Provided data:

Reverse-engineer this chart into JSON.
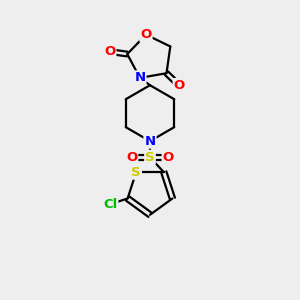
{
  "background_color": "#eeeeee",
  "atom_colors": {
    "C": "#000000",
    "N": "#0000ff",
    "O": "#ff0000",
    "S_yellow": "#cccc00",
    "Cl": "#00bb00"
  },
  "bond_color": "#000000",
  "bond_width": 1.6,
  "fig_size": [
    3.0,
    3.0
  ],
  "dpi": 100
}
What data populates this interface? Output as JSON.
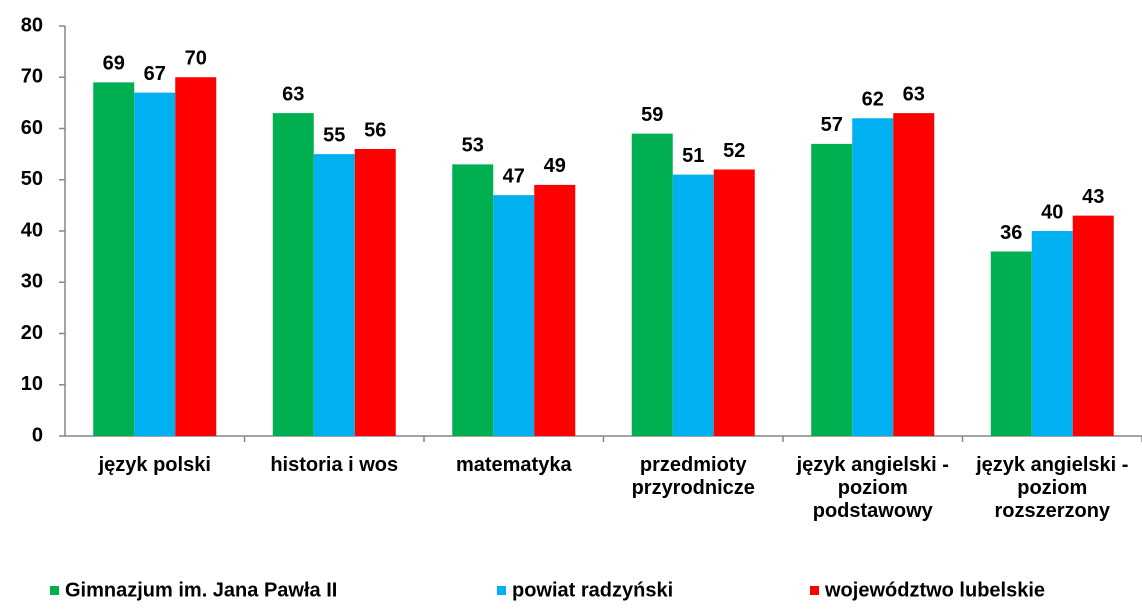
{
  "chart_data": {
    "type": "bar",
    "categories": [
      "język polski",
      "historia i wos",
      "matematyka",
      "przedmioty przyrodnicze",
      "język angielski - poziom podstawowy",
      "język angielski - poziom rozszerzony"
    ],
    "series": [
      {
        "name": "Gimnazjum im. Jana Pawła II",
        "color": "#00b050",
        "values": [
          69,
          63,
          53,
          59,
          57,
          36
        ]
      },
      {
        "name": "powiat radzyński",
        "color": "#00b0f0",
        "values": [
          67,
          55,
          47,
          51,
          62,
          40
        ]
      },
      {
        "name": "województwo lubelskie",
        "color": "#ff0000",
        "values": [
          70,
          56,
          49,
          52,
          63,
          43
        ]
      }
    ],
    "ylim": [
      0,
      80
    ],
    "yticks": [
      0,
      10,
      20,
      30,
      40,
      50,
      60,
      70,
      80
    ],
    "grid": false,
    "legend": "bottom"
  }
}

Problem description: Keep every word of the data as it is when you write it out, but drop the pictures.

Written answer:
Reverse-engineer this chart into JSON.
{
  "background_color": "#eeeeee",
  "atom_colors": {
    "C": "#000000",
    "N": "#0000ff",
    "O": "#ff0000",
    "S_yellow": "#cccc00",
    "Cl": "#00bb00"
  },
  "bond_color": "#000000",
  "bond_width": 1.6,
  "fig_size": [
    3.0,
    3.0
  ],
  "dpi": 100
}
What data populates this interface? Output as JSON.
{
  "chart_data": {
    "type": "bar",
    "categories": [
      "język polski",
      "historia i wos",
      "matematyka",
      "przedmioty przyrodnicze",
      "język angielski - poziom podstawowy",
      "język angielski - poziom rozszerzony"
    ],
    "series": [
      {
        "name": "Gimnazjum im. Jana Pawła II",
        "color": "#00b050",
        "values": [
          69,
          63,
          53,
          59,
          57,
          36
        ]
      },
      {
        "name": "powiat radzyński",
        "color": "#00b0f0",
        "values": [
          67,
          55,
          47,
          51,
          62,
          40
        ]
      },
      {
        "name": "województwo lubelskie",
        "color": "#ff0000",
        "values": [
          70,
          56,
          49,
          52,
          63,
          43
        ]
      }
    ],
    "ylim": [
      0,
      80
    ],
    "yticks": [
      0,
      10,
      20,
      30,
      40,
      50,
      60,
      70,
      80
    ],
    "grid": false,
    "legend": "bottom"
  }
}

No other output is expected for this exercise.